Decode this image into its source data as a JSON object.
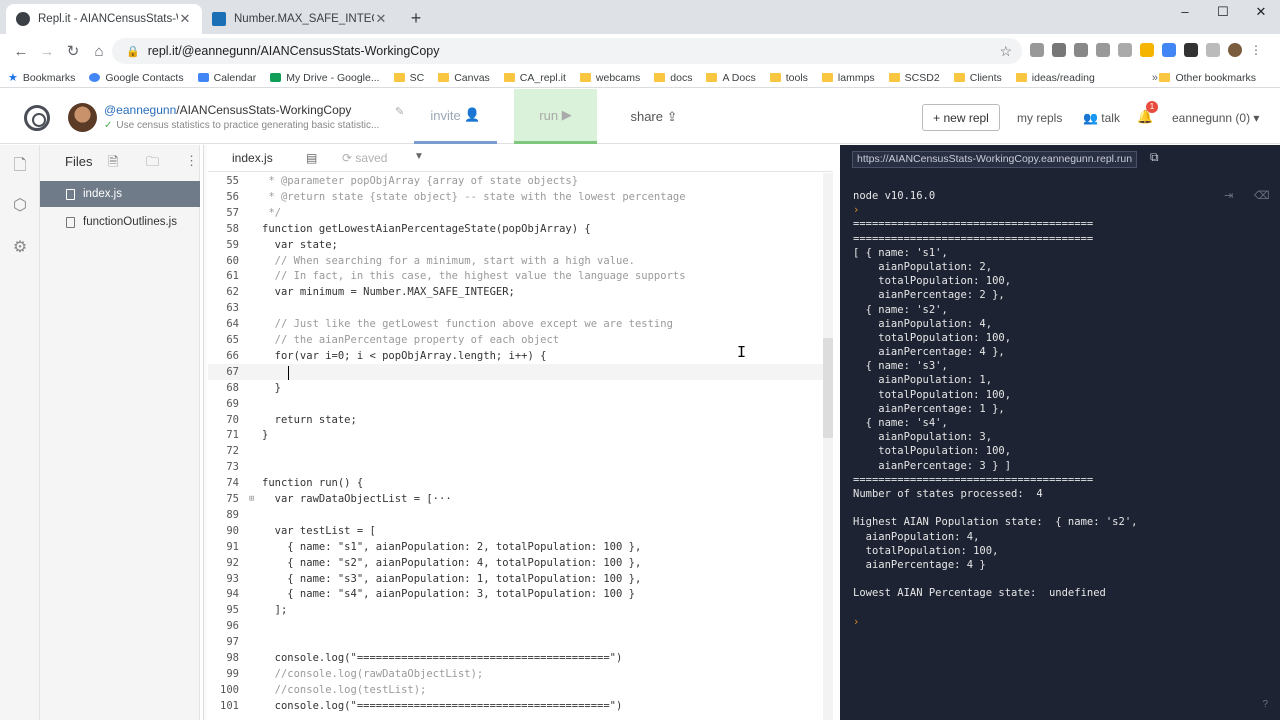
{
  "browser": {
    "tabs": [
      {
        "title": "Repl.it - AIANCensusStats-Workin",
        "active": true
      },
      {
        "title": "Number.MAX_SAFE_INTEGER - Ja",
        "active": false
      }
    ],
    "new_tab": "+",
    "window_controls": [
      "–",
      "☐",
      "✕"
    ],
    "url": "repl.it/@eannegunn/AIANCensusStats-WorkingCopy",
    "bookmarks": [
      "Bookmarks",
      "Google Contacts",
      "Calendar",
      "My Drive - Google...",
      "SC",
      "Canvas",
      "CA_repl.it",
      "webcams",
      "docs",
      "A Docs",
      "tools",
      "lammps",
      "SCSD2",
      "Clients",
      "ideas/reading"
    ],
    "bookmarks_more": "»",
    "other_bookmarks": "Other bookmarks"
  },
  "header": {
    "user": "@eannegunn",
    "repl_name": "/AIANCensusStats-WorkingCopy",
    "description": "Use census statistics to practice generating basic statistic...",
    "invite": "invite",
    "run": "run",
    "share": "share",
    "new_repl": "+ new repl",
    "my_repls": "my repls",
    "talk": "talk",
    "notif_count": "1",
    "account": "eannegunn (0)"
  },
  "files": {
    "title": "Files",
    "items": [
      {
        "name": "index.js",
        "active": true
      },
      {
        "name": "functionOutlines.js",
        "active": false
      }
    ]
  },
  "editor": {
    "tab": "index.js",
    "status": "saved",
    "lines": [
      {
        "n": "55",
        "t": " * @parameter popObjArray {array of state objects}",
        "c": "cmt"
      },
      {
        "n": "56",
        "t": " * @return state {state object} -- state with the lowest percentage",
        "c": "cmt"
      },
      {
        "n": "57",
        "t": " */",
        "c": "cmt"
      },
      {
        "n": "58",
        "t": "function getLowestAianPercentageState(popObjArray) {",
        "c": ""
      },
      {
        "n": "59",
        "t": "  var state;",
        "c": ""
      },
      {
        "n": "60",
        "t": "  // When searching for a minimum, start with a high value.",
        "c": "cmt"
      },
      {
        "n": "61",
        "t": "  // In fact, in this case, the highest value the language supports",
        "c": "cmt"
      },
      {
        "n": "62",
        "t": "  var minimum = Number.MAX_SAFE_INTEGER;",
        "c": ""
      },
      {
        "n": "63",
        "t": "",
        "c": ""
      },
      {
        "n": "64",
        "t": "  // Just like the getLowest function above except we are testing",
        "c": "cmt"
      },
      {
        "n": "65",
        "t": "  // the aianPercentage property of each object",
        "c": "cmt"
      },
      {
        "n": "66",
        "t": "  for(var i=0; i < popObjArray.length; i++) {",
        "c": ""
      },
      {
        "n": "67",
        "t": "",
        "c": "",
        "hl": true
      },
      {
        "n": "68",
        "t": "  }",
        "c": ""
      },
      {
        "n": "69",
        "t": "",
        "c": ""
      },
      {
        "n": "70",
        "t": "  return state;",
        "c": ""
      },
      {
        "n": "71",
        "t": "}",
        "c": ""
      },
      {
        "n": "72",
        "t": "",
        "c": ""
      },
      {
        "n": "73",
        "t": "",
        "c": ""
      },
      {
        "n": "74",
        "t": "function run() {",
        "c": ""
      },
      {
        "n": "75",
        "t": "  var rawDataObjectList = [···",
        "c": "",
        "fold": true
      },
      {
        "n": "89",
        "t": "",
        "c": ""
      },
      {
        "n": "90",
        "t": "  var testList = [",
        "c": ""
      },
      {
        "n": "91",
        "t": "    { name: \"s1\", aianPopulation: 2, totalPopulation: 100 },",
        "c": ""
      },
      {
        "n": "92",
        "t": "    { name: \"s2\", aianPopulation: 4, totalPopulation: 100 },",
        "c": ""
      },
      {
        "n": "93",
        "t": "    { name: \"s3\", aianPopulation: 1, totalPopulation: 100 },",
        "c": ""
      },
      {
        "n": "94",
        "t": "    { name: \"s4\", aianPopulation: 3, totalPopulation: 100 }",
        "c": ""
      },
      {
        "n": "95",
        "t": "  ];",
        "c": ""
      },
      {
        "n": "96",
        "t": "",
        "c": ""
      },
      {
        "n": "97",
        "t": "",
        "c": ""
      },
      {
        "n": "98",
        "t": "  console.log(\"========================================\")",
        "c": ""
      },
      {
        "n": "99",
        "t": "  //console.log(rawDataObjectList);",
        "c": "cmt"
      },
      {
        "n": "100",
        "t": "  //console.log(testList);",
        "c": "cmt"
      },
      {
        "n": "101",
        "t": "  console.log(\"========================================\")",
        "c": ""
      }
    ]
  },
  "console": {
    "url": "https://AIANCensusStats-WorkingCopy.eannegunn.repl.run",
    "lines": [
      "node v10.16.0",
      "›",
      "======================================",
      "======================================",
      "[ { name: 's1',",
      "    aianPopulation: 2,",
      "    totalPopulation: 100,",
      "    aianPercentage: 2 },",
      "  { name: 's2',",
      "    aianPopulation: 4,",
      "    totalPopulation: 100,",
      "    aianPercentage: 4 },",
      "  { name: 's3',",
      "    aianPopulation: 1,",
      "    totalPopulation: 100,",
      "    aianPercentage: 1 },",
      "  { name: 's4',",
      "    aianPopulation: 3,",
      "    totalPopulation: 100,",
      "    aianPercentage: 3 } ]",
      "======================================",
      "Number of states processed:  4",
      "",
      "Highest AIAN Population state:  { name: 's2',",
      "  aianPopulation: 4,",
      "  totalPopulation: 100,",
      "  aianPercentage: 4 }",
      "",
      "Lowest AIAN Percentage state:  undefined",
      "",
      "›"
    ]
  }
}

━━━

◆ **What you should do**: How many lines of these entries hold the string "rawDataObjectList"? Answer with the number alone.

◆ **Response for this exercise**: 2